### PROBLEM REQUIREMENTS
Repeat the listing word for word. No pictures belong in the copy.

··· SOURCE MATERIAL

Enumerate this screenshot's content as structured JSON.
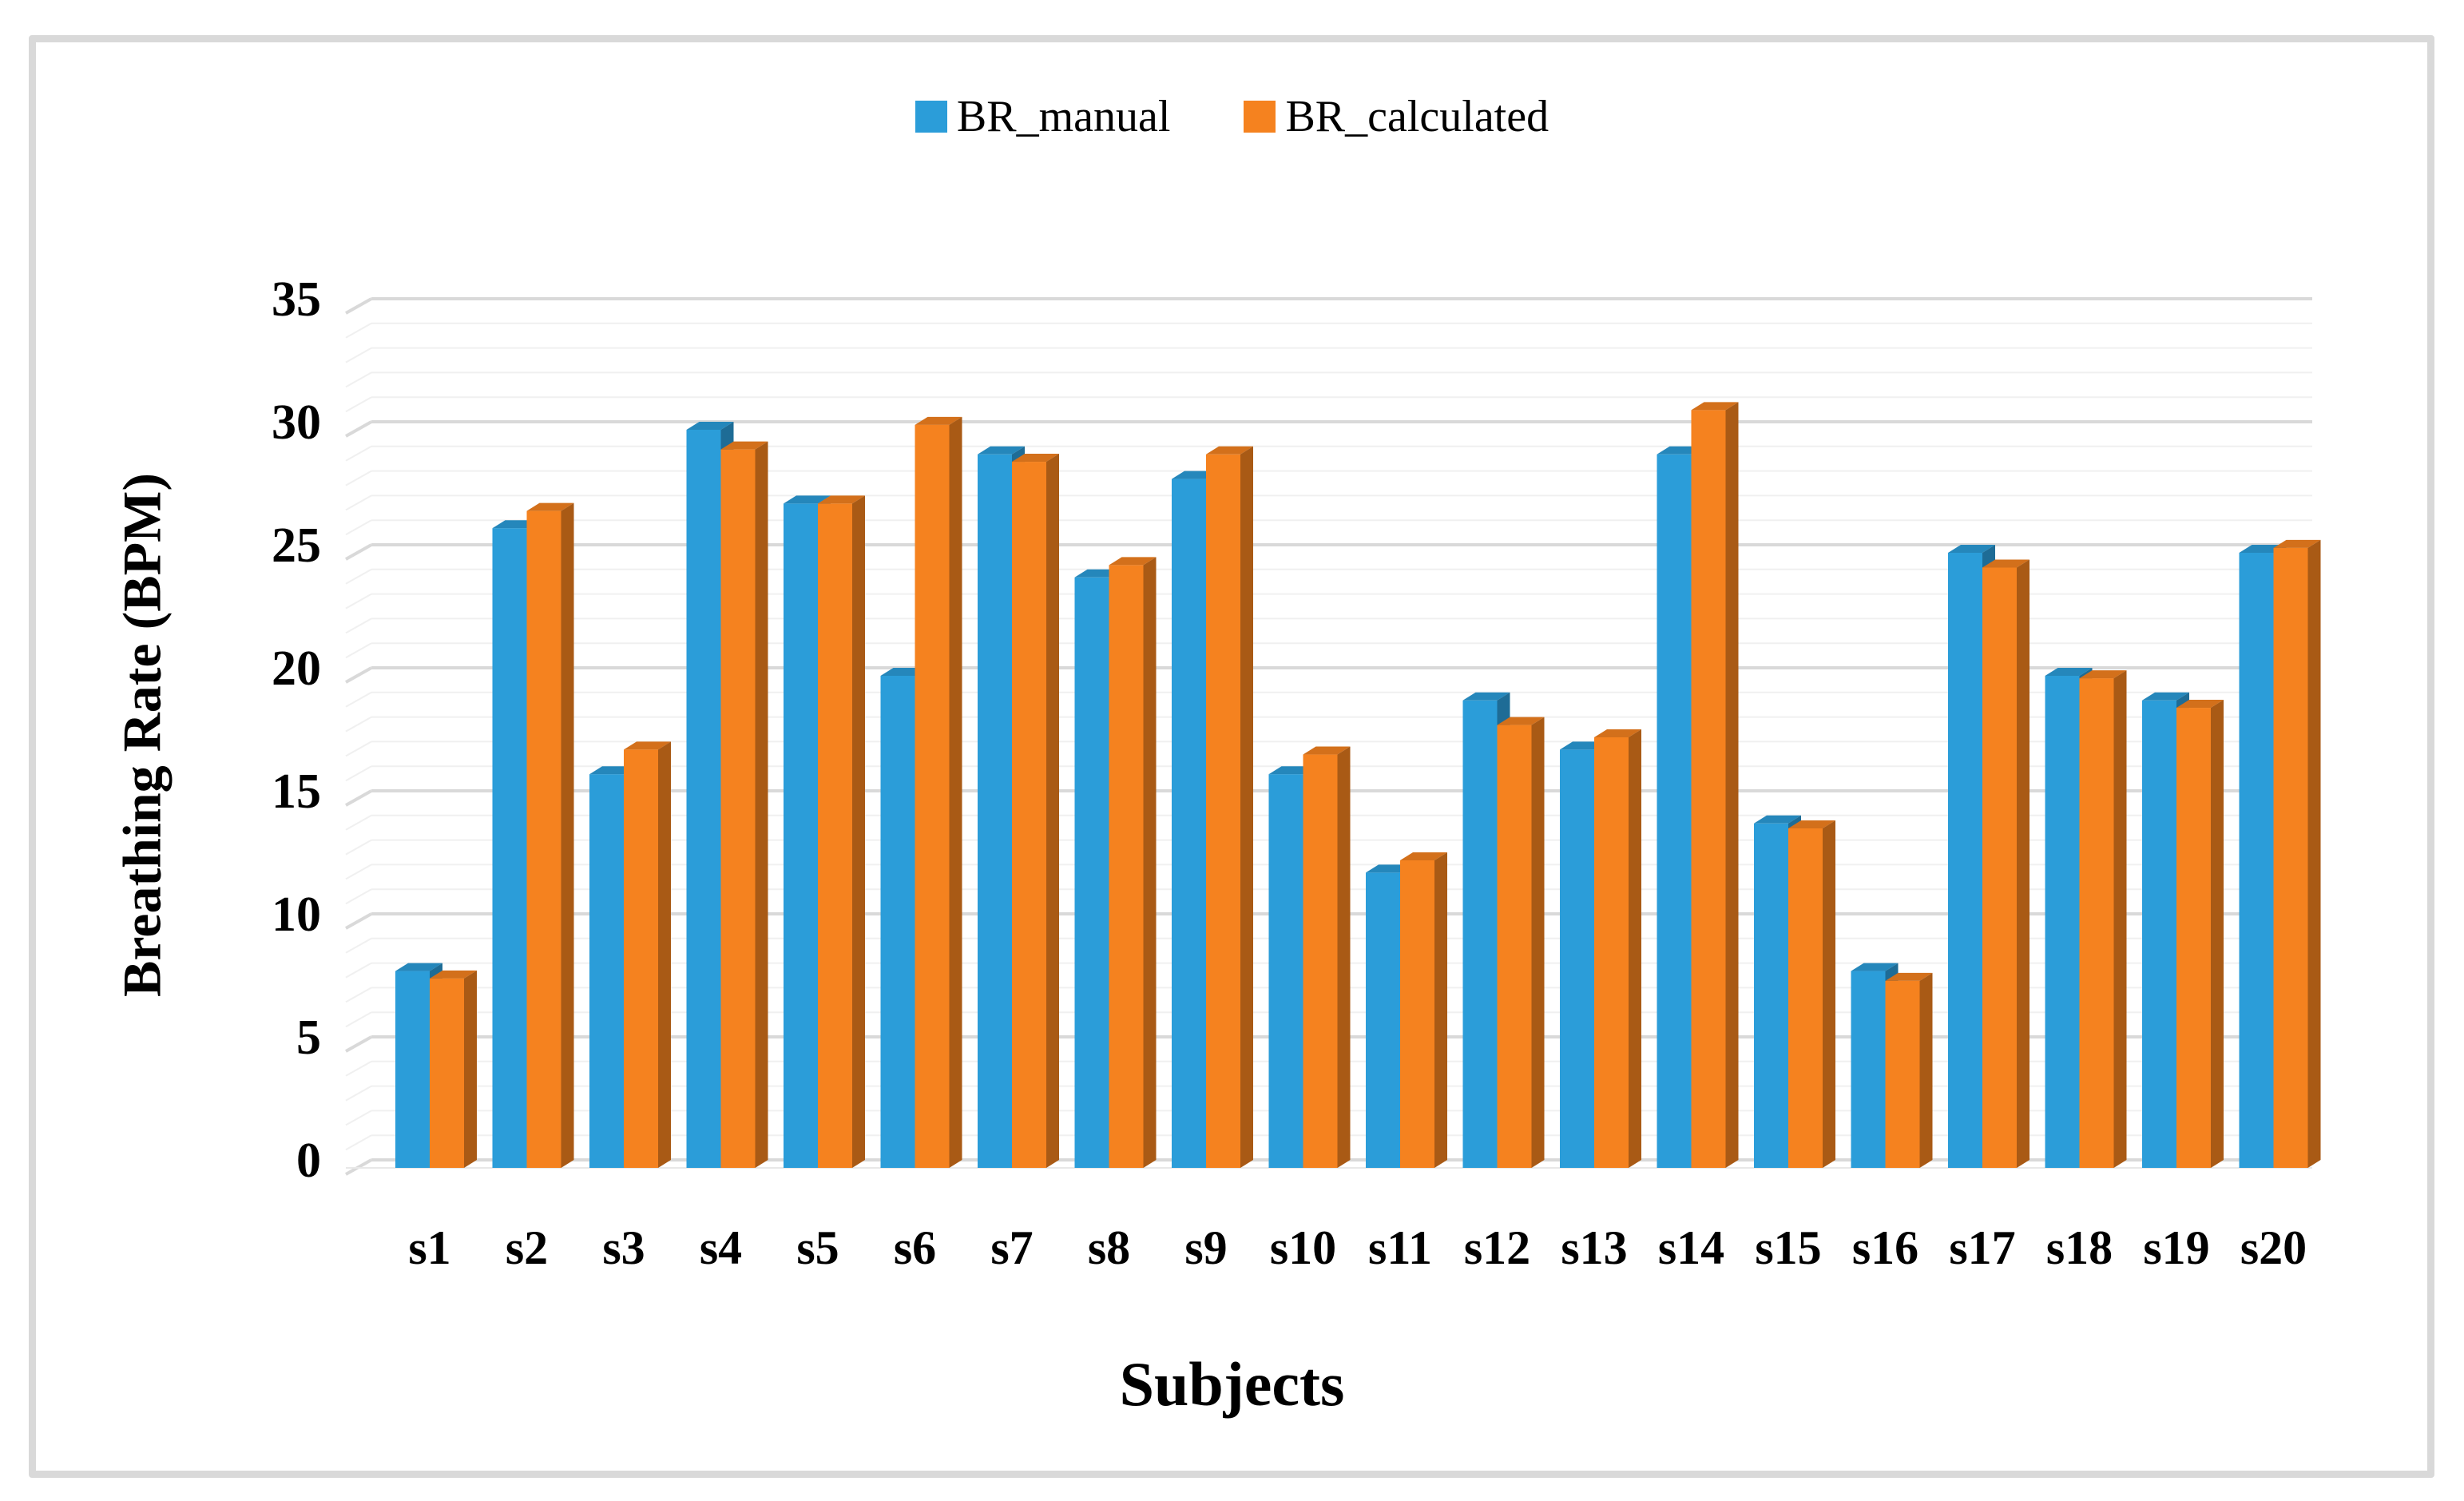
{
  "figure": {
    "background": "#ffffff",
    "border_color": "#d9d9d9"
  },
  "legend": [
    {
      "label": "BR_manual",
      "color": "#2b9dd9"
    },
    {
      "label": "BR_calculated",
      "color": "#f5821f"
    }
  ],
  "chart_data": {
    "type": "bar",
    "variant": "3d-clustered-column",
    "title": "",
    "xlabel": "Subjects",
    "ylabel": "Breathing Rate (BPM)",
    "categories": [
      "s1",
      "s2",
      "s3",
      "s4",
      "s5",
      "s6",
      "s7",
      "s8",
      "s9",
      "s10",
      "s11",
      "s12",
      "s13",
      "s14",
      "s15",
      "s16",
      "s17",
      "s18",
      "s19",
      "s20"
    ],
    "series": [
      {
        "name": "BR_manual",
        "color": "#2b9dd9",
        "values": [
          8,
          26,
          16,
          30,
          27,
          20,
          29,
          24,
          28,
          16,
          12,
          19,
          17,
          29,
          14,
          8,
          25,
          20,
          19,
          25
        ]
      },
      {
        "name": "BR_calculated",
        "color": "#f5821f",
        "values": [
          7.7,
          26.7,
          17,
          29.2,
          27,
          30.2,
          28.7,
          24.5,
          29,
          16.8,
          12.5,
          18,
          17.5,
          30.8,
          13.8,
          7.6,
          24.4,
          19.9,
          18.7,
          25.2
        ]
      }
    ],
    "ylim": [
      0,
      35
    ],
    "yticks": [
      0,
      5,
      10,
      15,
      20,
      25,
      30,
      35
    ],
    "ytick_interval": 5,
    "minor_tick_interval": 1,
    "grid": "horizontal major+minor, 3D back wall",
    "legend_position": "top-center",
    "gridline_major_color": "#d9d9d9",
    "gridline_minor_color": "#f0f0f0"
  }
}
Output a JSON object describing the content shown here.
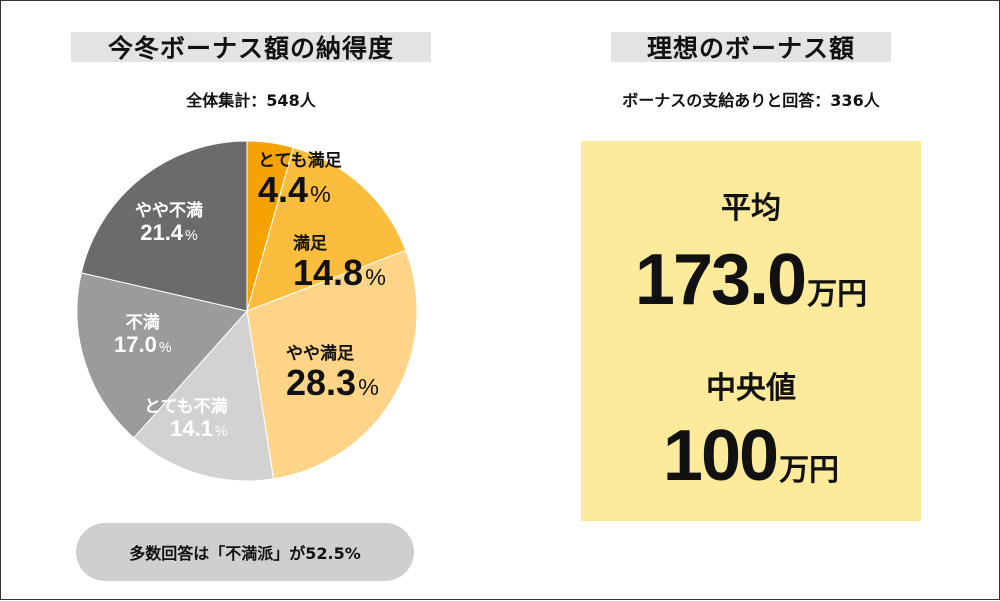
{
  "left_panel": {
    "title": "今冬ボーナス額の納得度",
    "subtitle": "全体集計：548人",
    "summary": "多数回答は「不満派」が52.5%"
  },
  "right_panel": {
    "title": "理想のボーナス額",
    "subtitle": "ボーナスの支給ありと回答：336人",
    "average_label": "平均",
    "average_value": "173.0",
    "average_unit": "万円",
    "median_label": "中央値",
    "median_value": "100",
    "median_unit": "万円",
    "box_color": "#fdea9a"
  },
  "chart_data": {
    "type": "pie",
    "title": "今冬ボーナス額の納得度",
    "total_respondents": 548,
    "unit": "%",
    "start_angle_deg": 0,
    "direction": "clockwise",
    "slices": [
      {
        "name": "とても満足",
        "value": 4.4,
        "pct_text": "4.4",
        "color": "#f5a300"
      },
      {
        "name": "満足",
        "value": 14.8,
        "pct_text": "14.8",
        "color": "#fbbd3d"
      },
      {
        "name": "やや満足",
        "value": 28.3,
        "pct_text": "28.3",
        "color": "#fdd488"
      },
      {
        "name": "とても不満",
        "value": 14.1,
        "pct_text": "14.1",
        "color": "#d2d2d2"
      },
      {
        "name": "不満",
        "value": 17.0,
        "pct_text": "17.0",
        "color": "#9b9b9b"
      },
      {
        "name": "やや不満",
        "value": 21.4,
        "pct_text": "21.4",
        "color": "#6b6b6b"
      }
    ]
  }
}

······

### WRITTEN ANSWER
Enumerate this screenshot's content as structured JSON.
{
  "figure": {
    "background": "#ffffff",
    "border_color": "#d9d9d9"
  },
  "legend": [
    {
      "label": "BR_manual",
      "color": "#2b9dd9"
    },
    {
      "label": "BR_calculated",
      "color": "#f5821f"
    }
  ],
  "chart_data": {
    "type": "bar",
    "variant": "3d-clustered-column",
    "title": "",
    "xlabel": "Subjects",
    "ylabel": "Breathing Rate (BPM)",
    "categories": [
      "s1",
      "s2",
      "s3",
      "s4",
      "s5",
      "s6",
      "s7",
      "s8",
      "s9",
      "s10",
      "s11",
      "s12",
      "s13",
      "s14",
      "s15",
      "s16",
      "s17",
      "s18",
      "s19",
      "s20"
    ],
    "series": [
      {
        "name": "BR_manual",
        "color": "#2b9dd9",
        "values": [
          8,
          26,
          16,
          30,
          27,
          20,
          29,
          24,
          28,
          16,
          12,
          19,
          17,
          29,
          14,
          8,
          25,
          20,
          19,
          25
        ]
      },
      {
        "name": "BR_calculated",
        "color": "#f5821f",
        "values": [
          7.7,
          26.7,
          17,
          29.2,
          27,
          30.2,
          28.7,
          24.5,
          29,
          16.8,
          12.5,
          18,
          17.5,
          30.8,
          13.8,
          7.6,
          24.4,
          19.9,
          18.7,
          25.2
        ]
      }
    ],
    "ylim": [
      0,
      35
    ],
    "yticks": [
      0,
      5,
      10,
      15,
      20,
      25,
      30,
      35
    ],
    "ytick_interval": 5,
    "minor_tick_interval": 1,
    "grid": "horizontal major+minor, 3D back wall",
    "legend_position": "top-center",
    "gridline_major_color": "#d9d9d9",
    "gridline_minor_color": "#f0f0f0"
  }
}
Output a JSON object describing the content shown here.
{
  "left_panel": {
    "title": "今冬ボーナス額の納得度",
    "subtitle": "全体集計：548人",
    "summary": "多数回答は「不満派」が52.5%"
  },
  "right_panel": {
    "title": "理想のボーナス額",
    "subtitle": "ボーナスの支給ありと回答：336人",
    "average_label": "平均",
    "average_value": "173.0",
    "average_unit": "万円",
    "median_label": "中央値",
    "median_value": "100",
    "median_unit": "万円",
    "box_color": "#fdea9a"
  },
  "chart_data": {
    "type": "pie",
    "title": "今冬ボーナス額の納得度",
    "total_respondents": 548,
    "unit": "%",
    "start_angle_deg": 0,
    "direction": "clockwise",
    "slices": [
      {
        "name": "とても満足",
        "value": 4.4,
        "pct_text": "4.4",
        "color": "#f5a300"
      },
      {
        "name": "満足",
        "value": 14.8,
        "pct_text": "14.8",
        "color": "#fbbd3d"
      },
      {
        "name": "やや満足",
        "value": 28.3,
        "pct_text": "28.3",
        "color": "#fdd488"
      },
      {
        "name": "とても不満",
        "value": 14.1,
        "pct_text": "14.1",
        "color": "#d2d2d2"
      },
      {
        "name": "不満",
        "value": 17.0,
        "pct_text": "17.0",
        "color": "#9b9b9b"
      },
      {
        "name": "やや不満",
        "value": 21.4,
        "pct_text": "21.4",
        "color": "#6b6b6b"
      }
    ]
  }
}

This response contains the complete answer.